* [TASK GOAL]
Look below and pull out each line with the word "label".

>> Begin DATASET RECORDS

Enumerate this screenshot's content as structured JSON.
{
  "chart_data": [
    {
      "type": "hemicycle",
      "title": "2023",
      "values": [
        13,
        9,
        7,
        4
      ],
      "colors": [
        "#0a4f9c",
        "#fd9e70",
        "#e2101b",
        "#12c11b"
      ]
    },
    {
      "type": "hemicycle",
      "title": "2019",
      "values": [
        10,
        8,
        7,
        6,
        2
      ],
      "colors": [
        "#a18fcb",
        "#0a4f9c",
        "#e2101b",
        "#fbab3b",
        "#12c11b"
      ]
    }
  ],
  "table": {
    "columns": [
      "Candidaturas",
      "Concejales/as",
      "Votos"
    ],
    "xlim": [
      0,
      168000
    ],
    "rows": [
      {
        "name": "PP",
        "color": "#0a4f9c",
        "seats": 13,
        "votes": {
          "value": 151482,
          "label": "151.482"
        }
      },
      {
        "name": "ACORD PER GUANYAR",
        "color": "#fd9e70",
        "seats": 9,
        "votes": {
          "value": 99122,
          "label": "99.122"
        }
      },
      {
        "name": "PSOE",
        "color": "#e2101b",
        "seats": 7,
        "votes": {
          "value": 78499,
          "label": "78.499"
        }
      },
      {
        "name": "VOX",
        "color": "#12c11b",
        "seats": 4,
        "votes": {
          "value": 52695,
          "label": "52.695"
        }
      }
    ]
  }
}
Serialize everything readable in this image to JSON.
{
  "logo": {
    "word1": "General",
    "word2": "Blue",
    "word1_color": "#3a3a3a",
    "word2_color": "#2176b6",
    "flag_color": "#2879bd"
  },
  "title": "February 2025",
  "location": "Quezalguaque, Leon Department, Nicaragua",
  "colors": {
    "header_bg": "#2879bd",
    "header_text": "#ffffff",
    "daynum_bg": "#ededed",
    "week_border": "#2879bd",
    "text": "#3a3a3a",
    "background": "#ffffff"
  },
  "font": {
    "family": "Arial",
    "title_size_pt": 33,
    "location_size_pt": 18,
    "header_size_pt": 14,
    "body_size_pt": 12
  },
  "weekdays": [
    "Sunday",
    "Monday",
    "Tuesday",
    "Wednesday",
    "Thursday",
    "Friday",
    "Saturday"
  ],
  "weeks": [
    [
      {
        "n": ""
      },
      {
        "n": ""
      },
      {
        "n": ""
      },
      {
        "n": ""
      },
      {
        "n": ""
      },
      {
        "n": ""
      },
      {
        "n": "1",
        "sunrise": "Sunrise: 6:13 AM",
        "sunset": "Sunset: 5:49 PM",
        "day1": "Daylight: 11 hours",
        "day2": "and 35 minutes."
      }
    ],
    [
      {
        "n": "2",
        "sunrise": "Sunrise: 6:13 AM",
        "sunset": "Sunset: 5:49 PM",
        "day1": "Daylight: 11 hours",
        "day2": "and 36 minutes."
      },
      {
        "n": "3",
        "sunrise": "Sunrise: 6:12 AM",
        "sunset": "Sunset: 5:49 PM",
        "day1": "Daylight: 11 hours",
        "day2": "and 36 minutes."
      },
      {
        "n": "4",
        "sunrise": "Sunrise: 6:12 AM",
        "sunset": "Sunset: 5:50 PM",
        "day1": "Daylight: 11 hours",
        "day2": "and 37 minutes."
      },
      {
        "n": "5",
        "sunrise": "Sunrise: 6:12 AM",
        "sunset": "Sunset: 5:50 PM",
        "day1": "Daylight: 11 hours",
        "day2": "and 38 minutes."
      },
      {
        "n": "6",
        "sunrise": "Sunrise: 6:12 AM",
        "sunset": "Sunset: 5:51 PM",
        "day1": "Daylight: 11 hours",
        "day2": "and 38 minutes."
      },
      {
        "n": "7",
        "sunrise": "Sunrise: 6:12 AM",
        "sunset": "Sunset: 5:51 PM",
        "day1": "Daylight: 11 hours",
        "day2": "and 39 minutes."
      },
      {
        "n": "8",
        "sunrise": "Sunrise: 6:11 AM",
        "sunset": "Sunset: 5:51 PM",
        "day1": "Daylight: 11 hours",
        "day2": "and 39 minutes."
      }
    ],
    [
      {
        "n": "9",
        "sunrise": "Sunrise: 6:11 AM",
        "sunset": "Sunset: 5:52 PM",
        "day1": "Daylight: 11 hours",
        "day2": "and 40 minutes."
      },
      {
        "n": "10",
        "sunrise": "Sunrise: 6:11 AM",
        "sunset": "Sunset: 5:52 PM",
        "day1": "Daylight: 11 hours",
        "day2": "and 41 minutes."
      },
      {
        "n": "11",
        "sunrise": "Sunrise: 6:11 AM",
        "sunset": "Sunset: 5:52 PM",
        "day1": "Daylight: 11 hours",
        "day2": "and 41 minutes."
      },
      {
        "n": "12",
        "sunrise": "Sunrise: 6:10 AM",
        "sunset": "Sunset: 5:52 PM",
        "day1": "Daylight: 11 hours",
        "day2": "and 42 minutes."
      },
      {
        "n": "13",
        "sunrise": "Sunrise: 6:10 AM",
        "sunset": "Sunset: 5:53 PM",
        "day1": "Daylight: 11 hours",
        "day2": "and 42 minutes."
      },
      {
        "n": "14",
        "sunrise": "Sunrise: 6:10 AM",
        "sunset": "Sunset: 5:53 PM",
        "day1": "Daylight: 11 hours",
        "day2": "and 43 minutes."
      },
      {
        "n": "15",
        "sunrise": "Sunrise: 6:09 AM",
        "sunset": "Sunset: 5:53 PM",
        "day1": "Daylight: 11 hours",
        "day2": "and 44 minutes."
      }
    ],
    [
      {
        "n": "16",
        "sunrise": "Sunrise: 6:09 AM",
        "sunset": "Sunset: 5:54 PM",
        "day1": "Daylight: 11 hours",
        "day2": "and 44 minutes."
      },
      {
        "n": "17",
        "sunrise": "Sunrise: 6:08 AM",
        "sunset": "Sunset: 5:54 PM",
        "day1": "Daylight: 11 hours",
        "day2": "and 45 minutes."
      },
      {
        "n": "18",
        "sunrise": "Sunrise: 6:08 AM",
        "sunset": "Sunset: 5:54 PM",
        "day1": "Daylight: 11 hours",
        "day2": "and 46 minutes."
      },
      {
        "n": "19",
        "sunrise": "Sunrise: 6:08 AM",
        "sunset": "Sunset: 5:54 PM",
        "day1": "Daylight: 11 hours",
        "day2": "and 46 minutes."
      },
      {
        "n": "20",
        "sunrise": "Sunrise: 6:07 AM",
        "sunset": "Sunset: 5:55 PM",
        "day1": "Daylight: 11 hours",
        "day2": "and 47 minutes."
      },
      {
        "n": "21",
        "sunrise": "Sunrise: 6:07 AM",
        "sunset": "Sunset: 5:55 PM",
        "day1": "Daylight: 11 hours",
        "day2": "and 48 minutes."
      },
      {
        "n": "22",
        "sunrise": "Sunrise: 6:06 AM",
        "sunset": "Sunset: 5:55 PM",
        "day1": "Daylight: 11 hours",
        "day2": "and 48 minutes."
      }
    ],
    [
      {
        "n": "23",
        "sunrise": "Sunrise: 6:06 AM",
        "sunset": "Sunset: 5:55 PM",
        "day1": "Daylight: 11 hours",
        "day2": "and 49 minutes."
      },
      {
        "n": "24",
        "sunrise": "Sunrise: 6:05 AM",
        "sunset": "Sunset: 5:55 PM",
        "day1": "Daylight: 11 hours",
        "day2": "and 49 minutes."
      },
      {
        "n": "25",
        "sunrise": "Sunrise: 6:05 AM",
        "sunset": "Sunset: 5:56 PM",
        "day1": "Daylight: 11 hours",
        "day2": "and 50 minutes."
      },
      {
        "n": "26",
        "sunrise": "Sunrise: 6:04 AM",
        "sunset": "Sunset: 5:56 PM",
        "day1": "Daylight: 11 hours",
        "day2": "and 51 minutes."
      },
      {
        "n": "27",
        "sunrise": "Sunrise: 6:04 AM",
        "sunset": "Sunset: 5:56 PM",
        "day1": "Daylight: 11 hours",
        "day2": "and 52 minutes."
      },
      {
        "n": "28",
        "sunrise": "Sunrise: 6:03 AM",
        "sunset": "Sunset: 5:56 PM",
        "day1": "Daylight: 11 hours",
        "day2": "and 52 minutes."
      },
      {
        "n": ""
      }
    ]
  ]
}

>> End DATASET RECORDS

* [SOLUTION TO THIS PROBLEM]
          "label": "151.482"
          "label": "99.122"
          "label": "78.499"
          "label": "52.695"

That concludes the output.